Written instruction: Copy every line of the records below that holds the word "this".

Records:
--- BEGIN ---

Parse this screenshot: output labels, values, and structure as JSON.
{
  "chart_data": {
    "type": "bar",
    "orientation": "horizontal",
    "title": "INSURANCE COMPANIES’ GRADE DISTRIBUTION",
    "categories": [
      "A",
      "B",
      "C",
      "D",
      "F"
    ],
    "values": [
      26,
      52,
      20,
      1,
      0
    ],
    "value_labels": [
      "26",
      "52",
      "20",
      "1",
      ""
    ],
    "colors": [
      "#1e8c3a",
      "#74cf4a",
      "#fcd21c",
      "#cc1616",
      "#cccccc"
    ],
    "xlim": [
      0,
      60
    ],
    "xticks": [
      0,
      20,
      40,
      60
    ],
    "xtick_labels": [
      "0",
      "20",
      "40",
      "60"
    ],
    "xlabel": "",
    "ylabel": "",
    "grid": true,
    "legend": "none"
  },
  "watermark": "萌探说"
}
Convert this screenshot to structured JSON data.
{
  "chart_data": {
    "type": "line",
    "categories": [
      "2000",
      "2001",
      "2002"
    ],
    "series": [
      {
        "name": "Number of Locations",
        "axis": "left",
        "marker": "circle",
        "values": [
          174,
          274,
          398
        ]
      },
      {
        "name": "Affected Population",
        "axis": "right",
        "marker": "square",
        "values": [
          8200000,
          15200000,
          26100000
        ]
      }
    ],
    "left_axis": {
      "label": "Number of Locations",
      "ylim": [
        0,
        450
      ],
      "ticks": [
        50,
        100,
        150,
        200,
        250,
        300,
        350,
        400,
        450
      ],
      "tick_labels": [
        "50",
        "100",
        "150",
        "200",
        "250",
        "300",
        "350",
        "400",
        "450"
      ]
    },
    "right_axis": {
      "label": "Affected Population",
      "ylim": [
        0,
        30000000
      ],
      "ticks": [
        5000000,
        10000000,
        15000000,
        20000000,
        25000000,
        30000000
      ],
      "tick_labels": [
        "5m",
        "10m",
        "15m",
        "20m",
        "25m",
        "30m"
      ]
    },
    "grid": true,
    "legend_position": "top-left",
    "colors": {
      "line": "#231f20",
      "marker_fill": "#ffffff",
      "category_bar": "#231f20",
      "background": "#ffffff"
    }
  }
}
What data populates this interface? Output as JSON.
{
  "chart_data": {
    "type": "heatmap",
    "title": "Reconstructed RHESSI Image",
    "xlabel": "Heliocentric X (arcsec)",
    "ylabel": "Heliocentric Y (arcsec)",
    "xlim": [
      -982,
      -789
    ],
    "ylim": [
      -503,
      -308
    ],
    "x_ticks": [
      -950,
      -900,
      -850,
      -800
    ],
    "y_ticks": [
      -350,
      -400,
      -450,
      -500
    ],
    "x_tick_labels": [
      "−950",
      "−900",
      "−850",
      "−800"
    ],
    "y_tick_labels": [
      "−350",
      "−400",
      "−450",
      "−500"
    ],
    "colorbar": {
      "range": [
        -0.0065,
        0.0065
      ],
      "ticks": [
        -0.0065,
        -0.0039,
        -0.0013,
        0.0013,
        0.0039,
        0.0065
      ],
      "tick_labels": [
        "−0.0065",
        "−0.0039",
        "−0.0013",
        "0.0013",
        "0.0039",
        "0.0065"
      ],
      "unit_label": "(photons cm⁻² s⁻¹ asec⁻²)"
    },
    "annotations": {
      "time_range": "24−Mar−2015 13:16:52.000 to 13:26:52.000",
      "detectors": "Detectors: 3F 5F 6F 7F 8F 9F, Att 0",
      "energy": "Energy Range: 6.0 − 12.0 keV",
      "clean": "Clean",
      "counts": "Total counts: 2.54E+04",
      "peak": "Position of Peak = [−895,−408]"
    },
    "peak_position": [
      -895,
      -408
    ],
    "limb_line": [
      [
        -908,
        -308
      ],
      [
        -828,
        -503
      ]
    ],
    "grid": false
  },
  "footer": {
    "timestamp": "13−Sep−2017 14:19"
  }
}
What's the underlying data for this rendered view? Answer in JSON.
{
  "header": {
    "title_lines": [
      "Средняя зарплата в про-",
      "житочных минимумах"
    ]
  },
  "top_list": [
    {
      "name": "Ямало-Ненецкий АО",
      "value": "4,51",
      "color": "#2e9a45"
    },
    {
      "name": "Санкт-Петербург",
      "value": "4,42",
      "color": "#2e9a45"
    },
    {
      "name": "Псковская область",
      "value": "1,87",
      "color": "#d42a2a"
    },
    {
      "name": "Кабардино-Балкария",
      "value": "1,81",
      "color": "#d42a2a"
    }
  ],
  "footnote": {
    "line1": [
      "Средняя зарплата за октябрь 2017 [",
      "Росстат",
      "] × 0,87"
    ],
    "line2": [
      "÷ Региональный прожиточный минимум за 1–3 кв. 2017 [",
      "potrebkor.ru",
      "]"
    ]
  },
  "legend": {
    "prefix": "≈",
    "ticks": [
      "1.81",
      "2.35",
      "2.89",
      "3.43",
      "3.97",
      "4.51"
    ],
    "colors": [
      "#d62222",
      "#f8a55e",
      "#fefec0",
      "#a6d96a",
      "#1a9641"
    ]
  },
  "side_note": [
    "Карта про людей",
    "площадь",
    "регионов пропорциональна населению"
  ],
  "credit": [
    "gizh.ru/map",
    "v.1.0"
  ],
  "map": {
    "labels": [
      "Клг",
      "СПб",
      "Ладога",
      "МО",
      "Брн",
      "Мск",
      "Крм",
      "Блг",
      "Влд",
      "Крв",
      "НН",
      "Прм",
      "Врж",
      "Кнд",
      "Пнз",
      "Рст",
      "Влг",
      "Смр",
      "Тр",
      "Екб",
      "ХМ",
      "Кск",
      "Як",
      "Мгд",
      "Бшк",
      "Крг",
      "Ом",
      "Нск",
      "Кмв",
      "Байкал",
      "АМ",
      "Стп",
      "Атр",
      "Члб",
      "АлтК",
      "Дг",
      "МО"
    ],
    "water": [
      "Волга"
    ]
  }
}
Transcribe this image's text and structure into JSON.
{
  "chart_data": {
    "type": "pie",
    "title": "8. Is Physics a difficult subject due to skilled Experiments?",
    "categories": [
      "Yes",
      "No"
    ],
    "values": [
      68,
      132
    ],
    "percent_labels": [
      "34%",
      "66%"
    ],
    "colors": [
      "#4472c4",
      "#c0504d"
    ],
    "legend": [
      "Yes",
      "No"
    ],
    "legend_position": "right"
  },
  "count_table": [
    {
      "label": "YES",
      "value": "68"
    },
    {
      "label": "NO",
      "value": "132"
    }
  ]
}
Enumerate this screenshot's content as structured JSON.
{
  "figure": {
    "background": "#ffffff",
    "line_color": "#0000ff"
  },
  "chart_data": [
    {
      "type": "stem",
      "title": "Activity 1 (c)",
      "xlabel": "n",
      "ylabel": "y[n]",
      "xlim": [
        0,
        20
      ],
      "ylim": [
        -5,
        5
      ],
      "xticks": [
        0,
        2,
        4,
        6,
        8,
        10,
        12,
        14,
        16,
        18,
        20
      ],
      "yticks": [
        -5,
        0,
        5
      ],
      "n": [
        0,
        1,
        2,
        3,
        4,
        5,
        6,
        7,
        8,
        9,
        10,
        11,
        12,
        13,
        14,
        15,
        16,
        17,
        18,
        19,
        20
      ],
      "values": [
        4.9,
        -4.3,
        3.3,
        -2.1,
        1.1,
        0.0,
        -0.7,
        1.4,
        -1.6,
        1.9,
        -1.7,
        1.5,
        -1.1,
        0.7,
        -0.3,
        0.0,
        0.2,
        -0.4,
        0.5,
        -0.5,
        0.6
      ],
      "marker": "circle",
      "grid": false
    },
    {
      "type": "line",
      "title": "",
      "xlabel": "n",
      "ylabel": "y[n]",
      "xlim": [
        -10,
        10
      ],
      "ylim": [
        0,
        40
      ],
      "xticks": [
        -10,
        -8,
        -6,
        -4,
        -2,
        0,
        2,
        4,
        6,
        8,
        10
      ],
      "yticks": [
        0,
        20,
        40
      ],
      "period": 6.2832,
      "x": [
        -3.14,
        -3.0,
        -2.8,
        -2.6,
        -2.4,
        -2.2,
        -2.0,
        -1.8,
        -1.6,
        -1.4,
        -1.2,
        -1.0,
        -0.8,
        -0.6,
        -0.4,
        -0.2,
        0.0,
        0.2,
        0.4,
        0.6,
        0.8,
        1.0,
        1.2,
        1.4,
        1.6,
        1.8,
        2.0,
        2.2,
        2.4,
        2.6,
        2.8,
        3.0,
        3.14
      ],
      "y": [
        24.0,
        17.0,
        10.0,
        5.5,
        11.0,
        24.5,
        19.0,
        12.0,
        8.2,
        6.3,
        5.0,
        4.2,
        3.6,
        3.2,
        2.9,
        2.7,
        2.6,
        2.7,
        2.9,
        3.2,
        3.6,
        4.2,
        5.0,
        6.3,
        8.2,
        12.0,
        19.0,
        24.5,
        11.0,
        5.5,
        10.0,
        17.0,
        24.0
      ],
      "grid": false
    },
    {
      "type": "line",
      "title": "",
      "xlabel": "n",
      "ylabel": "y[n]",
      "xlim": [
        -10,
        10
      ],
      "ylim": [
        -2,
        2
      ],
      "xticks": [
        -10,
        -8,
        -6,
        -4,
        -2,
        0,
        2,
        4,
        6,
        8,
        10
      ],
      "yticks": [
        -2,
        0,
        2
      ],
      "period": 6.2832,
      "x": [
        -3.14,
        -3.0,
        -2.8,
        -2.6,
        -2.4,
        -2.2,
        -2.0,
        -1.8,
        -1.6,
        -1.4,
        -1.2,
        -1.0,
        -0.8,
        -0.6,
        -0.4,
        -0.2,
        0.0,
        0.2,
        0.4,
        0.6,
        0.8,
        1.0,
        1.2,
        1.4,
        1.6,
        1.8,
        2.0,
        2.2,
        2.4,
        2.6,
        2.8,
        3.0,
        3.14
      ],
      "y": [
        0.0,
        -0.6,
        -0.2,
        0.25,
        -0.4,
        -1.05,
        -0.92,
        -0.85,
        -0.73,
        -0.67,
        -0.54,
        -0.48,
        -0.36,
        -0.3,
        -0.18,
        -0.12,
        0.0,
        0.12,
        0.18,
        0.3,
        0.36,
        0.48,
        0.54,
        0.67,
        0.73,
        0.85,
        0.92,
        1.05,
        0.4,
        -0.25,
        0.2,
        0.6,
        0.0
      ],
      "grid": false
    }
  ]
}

--- END ---

Exercise response:
Parse this screenshot: output labels, values, and structure as JSON.
Convert this screenshot to structured JSON data.
What data populates this interface? Output as JSON.
What's the underlying data for this rendered view? Answer in JSON.
Transcribe this image's text and structure into JSON.
Enumerate this screenshot's content as structured JSON.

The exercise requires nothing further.